_GIVEN PROBLEM_:
Return every line below as is, leaving out the pictures.
↓↓↓
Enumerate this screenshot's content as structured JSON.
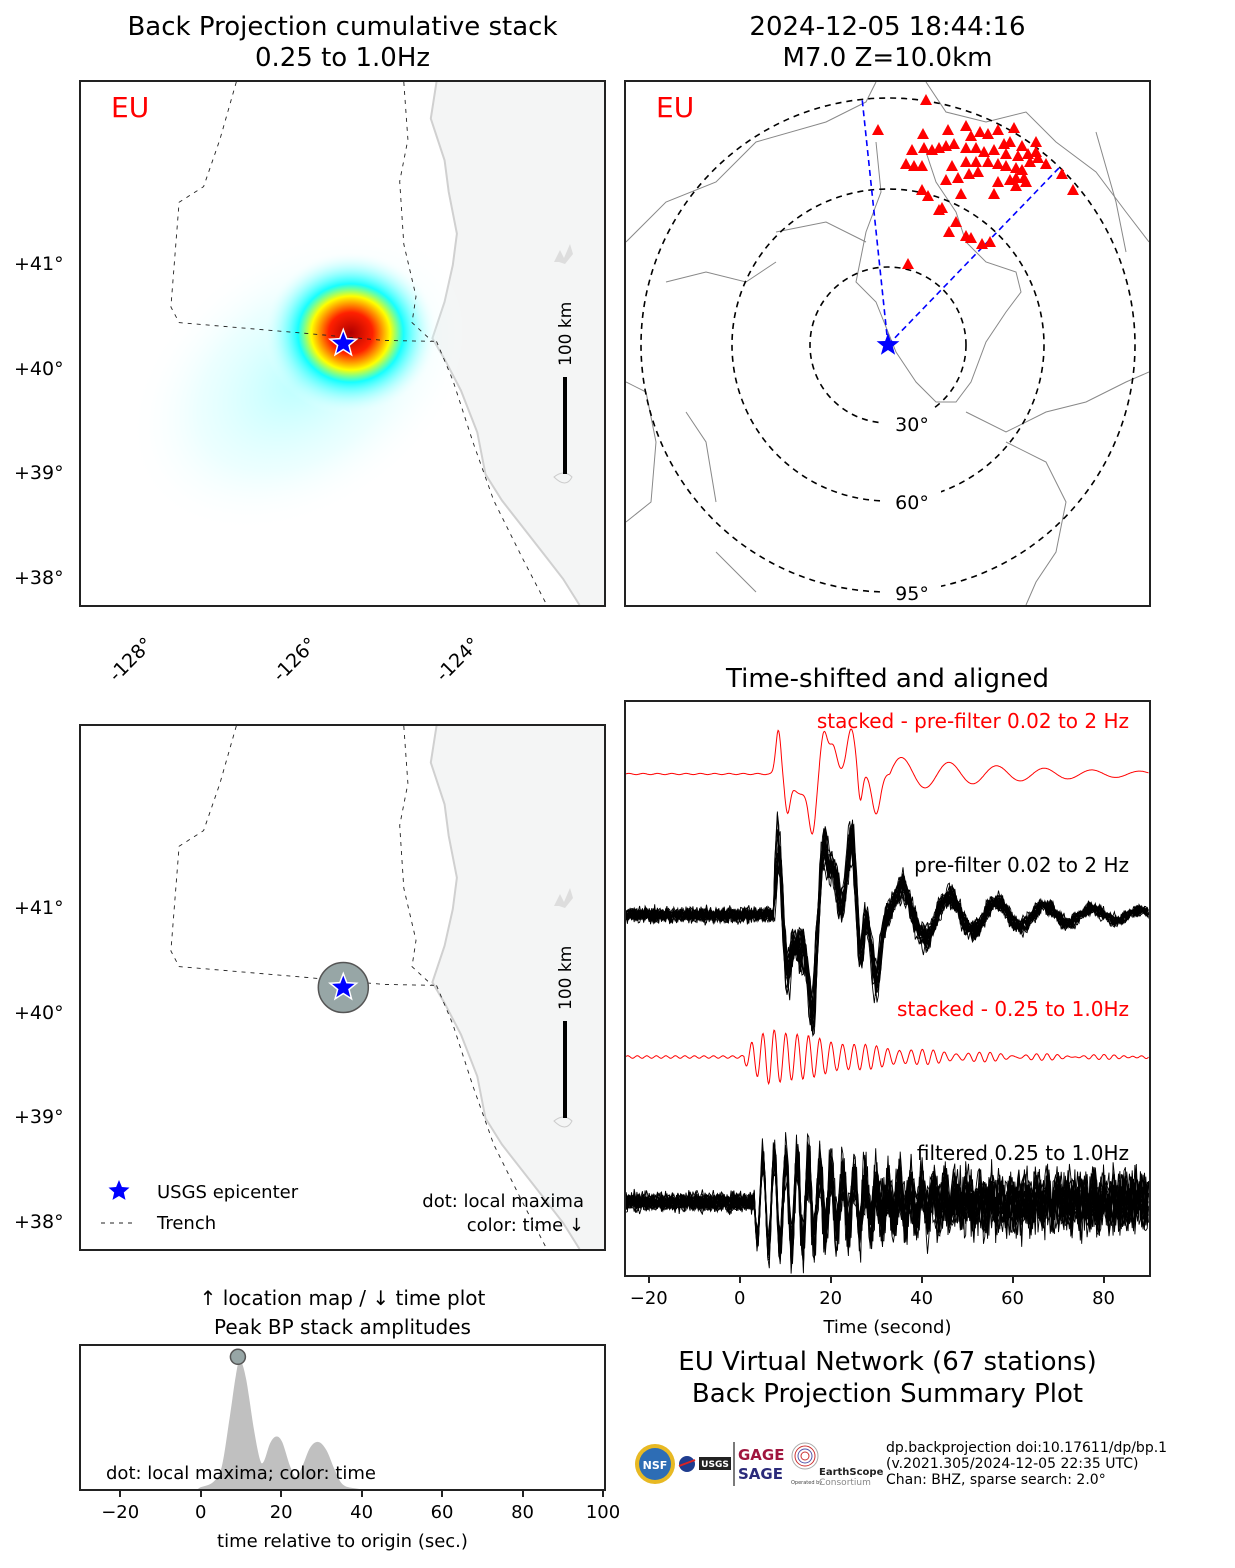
{
  "chart_data": [
    {
      "id": "bp-map",
      "type": "heatmap",
      "title": "Back Projection cumulative stack",
      "subtitle": "0.25 to 1.0Hz",
      "network_label": "EU",
      "network_label_color": "#ff0000",
      "xlim": [
        -128.7,
        -122.3
      ],
      "ylim": [
        37.75,
        42.75
      ],
      "xticks": [
        "-128°",
        "-126°",
        "-124°"
      ],
      "xtick_values": [
        -128,
        -126,
        -124
      ],
      "yticks": [
        "+41°",
        "+40°",
        "+39°",
        "+38°"
      ],
      "ytick_values": [
        41,
        40,
        39,
        38
      ],
      "scalebar_label": "100 km",
      "epicenter": {
        "lon": -125.49,
        "lat": 40.25,
        "color": "#0000ff"
      },
      "heat_peak": {
        "lon": -125.4,
        "lat": 40.35
      },
      "colormap": [
        "#ffffff",
        "#00ffff",
        "#ffff00",
        "#ff0000",
        "#b00000"
      ]
    },
    {
      "id": "station-map",
      "type": "scatter",
      "title_line1": "2024-12-05 18:44:16",
      "title_line2": "M7.0 Z=10.0km",
      "network_label": "EU",
      "network_label_color": "#ff0000",
      "distance_rings_deg": [
        30,
        60,
        95
      ],
      "ring_labels": [
        "30°",
        "60°",
        "95°"
      ],
      "station_marker_color": "#ff0000",
      "azimuth_lines_color": "#0000ff",
      "azimuth_range_deg": [
        -6,
        44
      ],
      "station_count": 67
    },
    {
      "id": "local-maxima-map",
      "type": "scatter",
      "xlim": [
        -128.7,
        -122.3
      ],
      "ylim": [
        37.75,
        42.75
      ],
      "yticks": [
        "+41°",
        "+40°",
        "+39°",
        "+38°"
      ],
      "ytick_values": [
        41,
        40,
        39,
        38
      ],
      "scalebar_label": "100 km",
      "points": [
        {
          "lon": -125.49,
          "lat": 40.25,
          "time": 9.0,
          "color": "#97a6a6"
        }
      ],
      "legend": [
        {
          "symbol": "star",
          "label": "USGS epicenter",
          "color": "#0000ff"
        },
        {
          "symbol": "dashed-line",
          "label": "Trench"
        }
      ],
      "annotation_line1": "dot: local maxima",
      "annotation_line2": "color: time ↓"
    },
    {
      "id": "peak-amplitudes",
      "type": "area",
      "title_line1": "↑ location map / ↓ time plot",
      "title_line2": "Peak BP stack amplitudes",
      "xlabel": "time relative to origin (sec.)",
      "xlim": [
        -30,
        100
      ],
      "ylim": [
        0,
        1.05
      ],
      "xticks": [
        "−20",
        "0",
        "20",
        "40",
        "60",
        "80",
        "100"
      ],
      "xtick_values": [
        -20,
        0,
        20,
        40,
        60,
        80,
        100
      ],
      "x": [
        -30,
        -5,
        0,
        3,
        5,
        7,
        8.5,
        9.5,
        11,
        13,
        14.5,
        15.5,
        17,
        18.5,
        20,
        22,
        23.5,
        25,
        27,
        29,
        31,
        33,
        35,
        38,
        42,
        50,
        58,
        65,
        72,
        80,
        86,
        100
      ],
      "y": [
        0,
        0,
        0.03,
        0.07,
        0.18,
        0.55,
        0.85,
        0.96,
        0.83,
        0.45,
        0.23,
        0.22,
        0.35,
        0.4,
        0.36,
        0.18,
        0.1,
        0.18,
        0.32,
        0.36,
        0.3,
        0.16,
        0.05,
        0.02,
        0.01,
        0.005,
        0.015,
        0.005,
        0.004,
        0.015,
        0.0,
        0
      ],
      "fill_color": "#c0c0c0",
      "local_maxima": [
        {
          "time": 9.0,
          "amp": 1.0,
          "color": "#97a6a6"
        }
      ],
      "annotation": "dot: local maxima; color: time"
    },
    {
      "id": "waveforms",
      "type": "line",
      "title": "Time-shifted and aligned",
      "xlabel": "Time (second)",
      "xlim": [
        -25,
        90
      ],
      "xticks": [
        "−20",
        "0",
        "20",
        "40",
        "60",
        "80"
      ],
      "xtick_values": [
        -20,
        0,
        20,
        40,
        60,
        80
      ],
      "trace_count": 67,
      "series": [
        {
          "name": "stacked - pre-filter 0.02 to 2 Hz",
          "color": "#ff0000",
          "kind": "stack-broadband",
          "onset_s": 7.5
        },
        {
          "name": "pre-filter 0.02 to 2 Hz",
          "color": "#000000",
          "kind": "traces-broadband",
          "onset_s": 7.5
        },
        {
          "name": "stacked - 0.25 to 1.0Hz",
          "color": "#ff0000",
          "kind": "stack-filtered",
          "onset_s": 3.0
        },
        {
          "name": "filtered 0.25 to 1.0Hz",
          "color": "#000000",
          "kind": "traces-filtered",
          "onset_s": 3.0
        }
      ]
    }
  ],
  "summary": {
    "title_line1": "EU Virtual Network (67 stations)",
    "title_line2": "Back Projection Summary Plot"
  },
  "credits": {
    "logos": [
      "NSF",
      "NASA",
      "USGS",
      "GAGE",
      "SAGE",
      "EarthScope",
      "Consortium"
    ],
    "operated_by": "Operated by",
    "line1": "dp.backprojection doi:10.17611/dp/bp.1",
    "line2": "(v.2021.305/2024-12-05 22:35 UTC)",
    "line3": "Chan: BHZ, sparse search: 2.0°"
  }
}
↑↑↑
_RESULT OF THE EXERCISE_:
Enumerate this screenshot's content as structured JSON.
{
  "chart_data": [
    {
      "id": "bp-map",
      "type": "heatmap",
      "title": "Back Projection cumulative stack",
      "subtitle": "0.25 to 1.0Hz",
      "network_label": "EU",
      "network_label_color": "#ff0000",
      "xlim": [
        -128.7,
        -122.3
      ],
      "ylim": [
        37.75,
        42.75
      ],
      "xticks": [
        "-128°",
        "-126°",
        "-124°"
      ],
      "xtick_values": [
        -128,
        -126,
        -124
      ],
      "yticks": [
        "+41°",
        "+40°",
        "+39°",
        "+38°"
      ],
      "ytick_values": [
        41,
        40,
        39,
        38
      ],
      "scalebar_label": "100 km",
      "epicenter": {
        "lon": -125.49,
        "lat": 40.25,
        "color": "#0000ff"
      },
      "heat_peak": {
        "lon": -125.4,
        "lat": 40.35
      },
      "colormap": [
        "#ffffff",
        "#00ffff",
        "#ffff00",
        "#ff0000",
        "#b00000"
      ]
    },
    {
      "id": "station-map",
      "type": "scatter",
      "title_line1": "2024-12-05 18:44:16",
      "title_line2": "M7.0 Z=10.0km",
      "network_label": "EU",
      "network_label_color": "#ff0000",
      "distance_rings_deg": [
        30,
        60,
        95
      ],
      "ring_labels": [
        "30°",
        "60°",
        "95°"
      ],
      "station_marker_color": "#ff0000",
      "azimuth_lines_color": "#0000ff",
      "azimuth_range_deg": [
        -6,
        44
      ],
      "station_count": 67
    },
    {
      "id": "local-maxima-map",
      "type": "scatter",
      "xlim": [
        -128.7,
        -122.3
      ],
      "ylim": [
        37.75,
        42.75
      ],
      "yticks": [
        "+41°",
        "+40°",
        "+39°",
        "+38°"
      ],
      "ytick_values": [
        41,
        40,
        39,
        38
      ],
      "scalebar_label": "100 km",
      "points": [
        {
          "lon": -125.49,
          "lat": 40.25,
          "time": 9.0,
          "color": "#97a6a6"
        }
      ],
      "legend": [
        {
          "symbol": "star",
          "label": "USGS epicenter",
          "color": "#0000ff"
        },
        {
          "symbol": "dashed-line",
          "label": "Trench"
        }
      ],
      "annotation_line1": "dot: local maxima",
      "annotation_line2": "color: time ↓"
    },
    {
      "id": "peak-amplitudes",
      "type": "area",
      "title_line1": "↑ location map / ↓ time plot",
      "title_line2": "Peak BP stack amplitudes",
      "xlabel": "time relative to origin (sec.)",
      "xlim": [
        -30,
        100
      ],
      "ylim": [
        0,
        1.05
      ],
      "xticks": [
        "−20",
        "0",
        "20",
        "40",
        "60",
        "80",
        "100"
      ],
      "xtick_values": [
        -20,
        0,
        20,
        40,
        60,
        80,
        100
      ],
      "x": [
        -30,
        -5,
        0,
        3,
        5,
        7,
        8.5,
        9.5,
        11,
        13,
        14.5,
        15.5,
        17,
        18.5,
        20,
        22,
        23.5,
        25,
        27,
        29,
        31,
        33,
        35,
        38,
        42,
        50,
        58,
        65,
        72,
        80,
        86,
        100
      ],
      "y": [
        0,
        0,
        0.03,
        0.07,
        0.18,
        0.55,
        0.85,
        0.96,
        0.83,
        0.45,
        0.23,
        0.22,
        0.35,
        0.4,
        0.36,
        0.18,
        0.1,
        0.18,
        0.32,
        0.36,
        0.3,
        0.16,
        0.05,
        0.02,
        0.01,
        0.005,
        0.015,
        0.005,
        0.004,
        0.015,
        0.0,
        0
      ],
      "fill_color": "#c0c0c0",
      "local_maxima": [
        {
          "time": 9.0,
          "amp": 1.0,
          "color": "#97a6a6"
        }
      ],
      "annotation": "dot: local maxima; color: time"
    },
    {
      "id": "waveforms",
      "type": "line",
      "title": "Time-shifted and aligned",
      "xlabel": "Time (second)",
      "xlim": [
        -25,
        90
      ],
      "xticks": [
        "−20",
        "0",
        "20",
        "40",
        "60",
        "80"
      ],
      "xtick_values": [
        -20,
        0,
        20,
        40,
        60,
        80
      ],
      "trace_count": 67,
      "series": [
        {
          "name": "stacked - pre-filter 0.02 to 2 Hz",
          "color": "#ff0000",
          "kind": "stack-broadband",
          "onset_s": 7.5
        },
        {
          "name": "pre-filter 0.02 to 2 Hz",
          "color": "#000000",
          "kind": "traces-broadband",
          "onset_s": 7.5
        },
        {
          "name": "stacked - 0.25 to 1.0Hz",
          "color": "#ff0000",
          "kind": "stack-filtered",
          "onset_s": 3.0
        },
        {
          "name": "filtered 0.25 to 1.0Hz",
          "color": "#000000",
          "kind": "traces-filtered",
          "onset_s": 3.0
        }
      ]
    }
  ],
  "summary": {
    "title_line1": "EU Virtual Network (67 stations)",
    "title_line2": "Back Projection Summary Plot"
  },
  "credits": {
    "logos": [
      "NSF",
      "NASA",
      "USGS",
      "GAGE",
      "SAGE",
      "EarthScope",
      "Consortium"
    ],
    "operated_by": "Operated by",
    "line1": "dp.backprojection doi:10.17611/dp/bp.1",
    "line2": "(v.2021.305/2024-12-05 22:35 UTC)",
    "line3": "Chan: BHZ, sparse search: 2.0°"
  }
}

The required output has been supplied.